To do »
The records below are split into lines. How many of those lines contain the string "Last"? Reply with the number only.

--- Supplied information ---

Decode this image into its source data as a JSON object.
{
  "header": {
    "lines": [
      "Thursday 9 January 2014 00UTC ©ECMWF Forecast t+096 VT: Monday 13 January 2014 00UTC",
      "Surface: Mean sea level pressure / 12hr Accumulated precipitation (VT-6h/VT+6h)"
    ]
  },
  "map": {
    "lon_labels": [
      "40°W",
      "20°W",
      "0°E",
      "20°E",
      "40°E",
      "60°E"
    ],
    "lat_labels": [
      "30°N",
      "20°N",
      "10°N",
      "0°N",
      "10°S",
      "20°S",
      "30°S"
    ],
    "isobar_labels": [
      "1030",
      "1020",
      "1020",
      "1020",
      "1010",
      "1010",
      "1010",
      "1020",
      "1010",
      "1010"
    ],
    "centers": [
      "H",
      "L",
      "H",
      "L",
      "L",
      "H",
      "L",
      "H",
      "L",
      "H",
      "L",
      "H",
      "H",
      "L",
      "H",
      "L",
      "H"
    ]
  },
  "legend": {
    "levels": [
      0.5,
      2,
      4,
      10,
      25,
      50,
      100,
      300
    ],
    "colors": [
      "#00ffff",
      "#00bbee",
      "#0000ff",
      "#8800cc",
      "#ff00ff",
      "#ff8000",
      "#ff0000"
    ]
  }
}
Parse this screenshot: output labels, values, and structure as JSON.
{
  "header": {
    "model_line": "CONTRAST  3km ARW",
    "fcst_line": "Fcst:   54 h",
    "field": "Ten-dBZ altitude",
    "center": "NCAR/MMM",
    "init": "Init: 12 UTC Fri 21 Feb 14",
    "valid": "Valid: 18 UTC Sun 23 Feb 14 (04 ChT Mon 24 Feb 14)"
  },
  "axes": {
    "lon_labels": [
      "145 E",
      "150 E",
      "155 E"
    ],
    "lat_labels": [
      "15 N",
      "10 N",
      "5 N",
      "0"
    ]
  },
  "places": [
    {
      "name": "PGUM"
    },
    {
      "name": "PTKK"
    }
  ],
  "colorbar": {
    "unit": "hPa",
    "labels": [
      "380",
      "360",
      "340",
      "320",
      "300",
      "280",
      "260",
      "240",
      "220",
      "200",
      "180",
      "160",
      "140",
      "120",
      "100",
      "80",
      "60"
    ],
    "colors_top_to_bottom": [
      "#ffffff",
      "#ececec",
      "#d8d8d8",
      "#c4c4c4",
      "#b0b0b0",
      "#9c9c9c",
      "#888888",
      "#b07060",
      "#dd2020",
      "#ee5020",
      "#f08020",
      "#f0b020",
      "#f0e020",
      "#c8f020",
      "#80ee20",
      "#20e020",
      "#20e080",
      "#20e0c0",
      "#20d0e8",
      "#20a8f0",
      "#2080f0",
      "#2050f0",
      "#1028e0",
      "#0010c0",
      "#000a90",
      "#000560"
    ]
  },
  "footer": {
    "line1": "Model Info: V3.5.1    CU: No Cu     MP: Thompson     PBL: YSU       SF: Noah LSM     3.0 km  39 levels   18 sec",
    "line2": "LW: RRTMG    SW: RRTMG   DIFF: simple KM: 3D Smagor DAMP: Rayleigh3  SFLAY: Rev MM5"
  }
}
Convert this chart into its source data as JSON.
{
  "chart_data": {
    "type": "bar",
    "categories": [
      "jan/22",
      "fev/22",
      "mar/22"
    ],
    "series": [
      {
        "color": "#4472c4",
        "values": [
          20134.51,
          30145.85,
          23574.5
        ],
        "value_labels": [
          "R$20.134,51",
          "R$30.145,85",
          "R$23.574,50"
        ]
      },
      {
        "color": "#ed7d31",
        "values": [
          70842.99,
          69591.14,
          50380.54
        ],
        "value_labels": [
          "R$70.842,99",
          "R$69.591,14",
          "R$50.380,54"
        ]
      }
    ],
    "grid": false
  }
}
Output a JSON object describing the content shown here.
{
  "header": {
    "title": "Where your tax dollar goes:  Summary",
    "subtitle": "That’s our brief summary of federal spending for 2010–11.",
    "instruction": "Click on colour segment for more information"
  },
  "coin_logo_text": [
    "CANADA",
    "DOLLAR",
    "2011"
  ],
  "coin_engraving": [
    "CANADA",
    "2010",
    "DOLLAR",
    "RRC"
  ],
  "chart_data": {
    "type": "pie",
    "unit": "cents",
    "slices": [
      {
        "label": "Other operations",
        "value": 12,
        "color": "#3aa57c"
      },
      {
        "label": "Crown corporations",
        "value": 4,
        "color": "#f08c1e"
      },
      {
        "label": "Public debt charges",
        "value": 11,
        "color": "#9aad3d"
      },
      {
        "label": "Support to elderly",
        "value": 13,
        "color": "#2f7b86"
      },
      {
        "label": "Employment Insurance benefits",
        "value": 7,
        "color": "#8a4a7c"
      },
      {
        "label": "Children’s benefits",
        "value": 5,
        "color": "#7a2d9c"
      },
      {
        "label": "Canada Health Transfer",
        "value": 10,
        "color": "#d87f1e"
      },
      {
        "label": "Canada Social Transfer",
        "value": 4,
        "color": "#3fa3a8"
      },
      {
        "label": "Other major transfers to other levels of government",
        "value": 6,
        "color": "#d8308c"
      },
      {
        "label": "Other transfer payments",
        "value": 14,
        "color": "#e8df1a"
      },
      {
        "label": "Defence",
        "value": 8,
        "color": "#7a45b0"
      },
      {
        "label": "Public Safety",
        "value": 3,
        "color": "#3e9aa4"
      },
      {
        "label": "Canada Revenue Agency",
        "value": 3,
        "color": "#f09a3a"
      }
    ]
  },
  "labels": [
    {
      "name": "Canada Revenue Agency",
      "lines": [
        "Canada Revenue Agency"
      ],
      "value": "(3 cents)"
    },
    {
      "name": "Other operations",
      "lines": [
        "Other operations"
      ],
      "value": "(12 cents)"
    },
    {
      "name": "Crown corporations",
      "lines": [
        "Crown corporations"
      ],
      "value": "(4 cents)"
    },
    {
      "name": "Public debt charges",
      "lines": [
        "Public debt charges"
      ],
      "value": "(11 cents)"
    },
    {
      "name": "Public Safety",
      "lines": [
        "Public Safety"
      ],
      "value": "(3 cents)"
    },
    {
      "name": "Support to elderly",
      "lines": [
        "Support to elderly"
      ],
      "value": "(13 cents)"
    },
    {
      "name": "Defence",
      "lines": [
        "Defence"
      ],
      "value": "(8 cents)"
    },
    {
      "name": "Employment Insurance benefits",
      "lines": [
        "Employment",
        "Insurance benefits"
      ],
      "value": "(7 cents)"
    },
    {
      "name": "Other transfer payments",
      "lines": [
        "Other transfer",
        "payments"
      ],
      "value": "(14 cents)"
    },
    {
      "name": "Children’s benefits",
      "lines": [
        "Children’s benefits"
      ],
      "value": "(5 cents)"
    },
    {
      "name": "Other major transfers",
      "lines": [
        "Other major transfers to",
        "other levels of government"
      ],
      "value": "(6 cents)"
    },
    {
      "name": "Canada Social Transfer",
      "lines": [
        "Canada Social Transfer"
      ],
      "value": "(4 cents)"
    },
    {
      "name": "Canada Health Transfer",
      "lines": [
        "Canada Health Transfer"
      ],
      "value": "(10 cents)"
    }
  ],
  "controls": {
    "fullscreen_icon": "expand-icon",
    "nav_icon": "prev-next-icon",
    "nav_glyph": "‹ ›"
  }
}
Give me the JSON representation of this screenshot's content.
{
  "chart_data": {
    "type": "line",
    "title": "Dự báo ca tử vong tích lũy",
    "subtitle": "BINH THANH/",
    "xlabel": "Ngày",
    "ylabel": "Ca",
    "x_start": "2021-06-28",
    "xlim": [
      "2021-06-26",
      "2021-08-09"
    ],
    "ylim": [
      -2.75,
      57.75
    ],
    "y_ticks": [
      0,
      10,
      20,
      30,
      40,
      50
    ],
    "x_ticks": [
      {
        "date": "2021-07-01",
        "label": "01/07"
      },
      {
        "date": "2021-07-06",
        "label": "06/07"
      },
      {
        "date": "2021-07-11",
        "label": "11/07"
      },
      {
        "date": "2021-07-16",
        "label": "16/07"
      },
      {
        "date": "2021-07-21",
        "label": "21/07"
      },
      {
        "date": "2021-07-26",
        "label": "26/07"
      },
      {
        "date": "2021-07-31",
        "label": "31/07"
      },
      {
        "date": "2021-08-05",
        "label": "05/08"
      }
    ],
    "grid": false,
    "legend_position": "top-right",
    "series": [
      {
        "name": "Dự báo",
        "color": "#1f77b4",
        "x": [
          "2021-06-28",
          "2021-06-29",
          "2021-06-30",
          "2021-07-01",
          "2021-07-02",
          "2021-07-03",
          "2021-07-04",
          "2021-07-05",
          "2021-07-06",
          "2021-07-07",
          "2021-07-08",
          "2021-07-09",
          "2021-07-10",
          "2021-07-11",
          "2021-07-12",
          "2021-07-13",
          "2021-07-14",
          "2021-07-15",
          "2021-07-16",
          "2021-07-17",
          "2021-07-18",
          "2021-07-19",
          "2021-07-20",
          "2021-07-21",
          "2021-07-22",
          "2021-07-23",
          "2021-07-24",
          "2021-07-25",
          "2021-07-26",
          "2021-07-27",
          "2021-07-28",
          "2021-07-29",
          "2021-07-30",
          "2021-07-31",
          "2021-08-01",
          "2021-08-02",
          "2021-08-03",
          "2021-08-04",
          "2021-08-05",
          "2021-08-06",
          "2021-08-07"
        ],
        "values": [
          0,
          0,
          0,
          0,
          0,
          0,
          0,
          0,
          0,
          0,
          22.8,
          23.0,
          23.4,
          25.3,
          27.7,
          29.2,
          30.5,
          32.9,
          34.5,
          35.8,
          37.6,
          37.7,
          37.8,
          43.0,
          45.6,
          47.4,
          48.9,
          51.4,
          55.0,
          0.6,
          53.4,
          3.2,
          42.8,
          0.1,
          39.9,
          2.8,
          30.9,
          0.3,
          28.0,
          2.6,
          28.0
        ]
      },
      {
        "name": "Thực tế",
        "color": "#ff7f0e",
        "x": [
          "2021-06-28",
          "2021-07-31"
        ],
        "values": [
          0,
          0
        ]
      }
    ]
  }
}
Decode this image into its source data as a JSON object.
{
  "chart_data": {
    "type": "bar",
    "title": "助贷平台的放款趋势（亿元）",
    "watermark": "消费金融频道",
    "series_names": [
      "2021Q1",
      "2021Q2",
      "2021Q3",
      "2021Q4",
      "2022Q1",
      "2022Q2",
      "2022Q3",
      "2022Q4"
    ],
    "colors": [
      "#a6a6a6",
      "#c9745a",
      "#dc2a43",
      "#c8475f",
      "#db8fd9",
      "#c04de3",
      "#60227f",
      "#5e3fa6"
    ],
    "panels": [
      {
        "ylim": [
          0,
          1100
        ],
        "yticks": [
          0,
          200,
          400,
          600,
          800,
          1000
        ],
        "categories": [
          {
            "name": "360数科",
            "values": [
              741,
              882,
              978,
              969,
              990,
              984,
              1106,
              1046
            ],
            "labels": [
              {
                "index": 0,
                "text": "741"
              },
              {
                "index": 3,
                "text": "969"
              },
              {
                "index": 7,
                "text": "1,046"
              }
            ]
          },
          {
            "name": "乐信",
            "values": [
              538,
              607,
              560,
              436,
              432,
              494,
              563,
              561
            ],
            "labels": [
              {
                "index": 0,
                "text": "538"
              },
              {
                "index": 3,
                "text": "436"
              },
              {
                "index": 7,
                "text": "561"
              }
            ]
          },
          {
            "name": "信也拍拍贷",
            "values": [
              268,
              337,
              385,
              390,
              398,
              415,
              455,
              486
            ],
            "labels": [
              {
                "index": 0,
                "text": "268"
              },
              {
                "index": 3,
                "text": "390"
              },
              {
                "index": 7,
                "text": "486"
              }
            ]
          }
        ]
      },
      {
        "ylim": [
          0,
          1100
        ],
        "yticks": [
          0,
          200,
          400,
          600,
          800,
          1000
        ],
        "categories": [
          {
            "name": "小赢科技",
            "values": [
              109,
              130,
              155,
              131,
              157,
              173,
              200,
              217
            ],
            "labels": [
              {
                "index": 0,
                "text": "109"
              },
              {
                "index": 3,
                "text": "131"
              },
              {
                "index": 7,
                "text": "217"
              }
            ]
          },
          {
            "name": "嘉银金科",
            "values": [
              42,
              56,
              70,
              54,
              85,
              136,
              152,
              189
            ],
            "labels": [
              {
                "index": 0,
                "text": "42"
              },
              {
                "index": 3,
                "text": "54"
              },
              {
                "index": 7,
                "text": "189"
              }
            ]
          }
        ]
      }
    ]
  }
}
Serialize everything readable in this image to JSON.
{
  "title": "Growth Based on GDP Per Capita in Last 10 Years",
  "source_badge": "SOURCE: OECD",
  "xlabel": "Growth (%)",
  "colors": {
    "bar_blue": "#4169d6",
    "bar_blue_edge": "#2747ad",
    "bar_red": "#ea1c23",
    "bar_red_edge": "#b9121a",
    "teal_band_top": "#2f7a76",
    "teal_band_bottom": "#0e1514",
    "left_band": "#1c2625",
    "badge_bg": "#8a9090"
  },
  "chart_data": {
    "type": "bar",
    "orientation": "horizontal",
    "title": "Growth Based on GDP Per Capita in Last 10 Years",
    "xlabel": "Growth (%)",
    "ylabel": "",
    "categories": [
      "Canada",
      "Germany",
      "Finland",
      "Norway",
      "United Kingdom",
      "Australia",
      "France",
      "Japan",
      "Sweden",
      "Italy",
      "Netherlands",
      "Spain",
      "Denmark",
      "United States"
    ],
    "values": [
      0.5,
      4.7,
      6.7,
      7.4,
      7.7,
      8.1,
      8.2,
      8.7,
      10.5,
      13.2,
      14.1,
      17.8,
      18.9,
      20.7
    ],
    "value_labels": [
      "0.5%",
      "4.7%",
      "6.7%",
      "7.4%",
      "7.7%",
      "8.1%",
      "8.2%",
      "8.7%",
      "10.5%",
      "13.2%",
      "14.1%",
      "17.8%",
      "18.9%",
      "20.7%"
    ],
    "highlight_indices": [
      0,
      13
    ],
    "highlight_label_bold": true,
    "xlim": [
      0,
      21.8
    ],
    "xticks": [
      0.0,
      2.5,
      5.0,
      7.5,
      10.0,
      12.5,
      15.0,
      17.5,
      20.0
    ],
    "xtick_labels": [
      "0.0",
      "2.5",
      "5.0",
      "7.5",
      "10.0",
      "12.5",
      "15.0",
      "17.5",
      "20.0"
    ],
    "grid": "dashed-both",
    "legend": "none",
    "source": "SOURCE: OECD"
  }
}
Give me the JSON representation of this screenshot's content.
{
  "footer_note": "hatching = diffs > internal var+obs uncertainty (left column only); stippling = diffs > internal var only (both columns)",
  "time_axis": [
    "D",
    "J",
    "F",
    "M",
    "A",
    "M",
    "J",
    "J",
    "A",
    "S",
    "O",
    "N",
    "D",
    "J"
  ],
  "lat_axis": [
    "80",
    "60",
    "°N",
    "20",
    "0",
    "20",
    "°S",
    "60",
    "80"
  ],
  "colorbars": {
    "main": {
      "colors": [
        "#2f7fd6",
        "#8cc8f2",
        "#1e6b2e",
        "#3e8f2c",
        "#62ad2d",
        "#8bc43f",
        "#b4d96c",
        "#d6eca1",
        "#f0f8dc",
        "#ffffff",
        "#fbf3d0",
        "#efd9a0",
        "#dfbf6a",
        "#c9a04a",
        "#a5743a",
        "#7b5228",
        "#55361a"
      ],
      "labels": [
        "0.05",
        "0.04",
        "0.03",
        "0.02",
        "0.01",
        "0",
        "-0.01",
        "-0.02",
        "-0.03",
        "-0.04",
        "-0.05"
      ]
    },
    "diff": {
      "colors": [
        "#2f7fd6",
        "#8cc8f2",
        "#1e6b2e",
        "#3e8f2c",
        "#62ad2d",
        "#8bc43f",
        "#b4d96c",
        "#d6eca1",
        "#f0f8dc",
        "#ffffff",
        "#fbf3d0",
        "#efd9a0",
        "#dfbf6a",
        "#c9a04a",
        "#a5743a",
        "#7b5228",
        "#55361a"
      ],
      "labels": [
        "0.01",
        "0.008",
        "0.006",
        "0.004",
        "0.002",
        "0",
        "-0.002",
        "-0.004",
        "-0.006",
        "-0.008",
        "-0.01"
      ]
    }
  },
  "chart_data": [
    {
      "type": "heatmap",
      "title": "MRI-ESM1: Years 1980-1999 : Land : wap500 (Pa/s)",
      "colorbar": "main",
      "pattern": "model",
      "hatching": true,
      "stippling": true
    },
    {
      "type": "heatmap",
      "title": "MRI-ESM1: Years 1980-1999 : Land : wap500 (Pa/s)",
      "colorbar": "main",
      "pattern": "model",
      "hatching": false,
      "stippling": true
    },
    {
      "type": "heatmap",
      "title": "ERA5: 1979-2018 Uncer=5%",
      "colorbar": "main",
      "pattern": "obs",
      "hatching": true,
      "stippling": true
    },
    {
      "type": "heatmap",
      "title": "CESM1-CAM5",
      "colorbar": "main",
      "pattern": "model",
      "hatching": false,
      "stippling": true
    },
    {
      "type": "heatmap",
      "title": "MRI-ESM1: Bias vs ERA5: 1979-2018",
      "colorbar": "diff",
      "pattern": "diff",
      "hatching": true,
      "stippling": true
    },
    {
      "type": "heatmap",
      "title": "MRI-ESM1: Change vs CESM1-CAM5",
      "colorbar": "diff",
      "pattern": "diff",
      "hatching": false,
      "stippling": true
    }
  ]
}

---

Solution to the problem »
2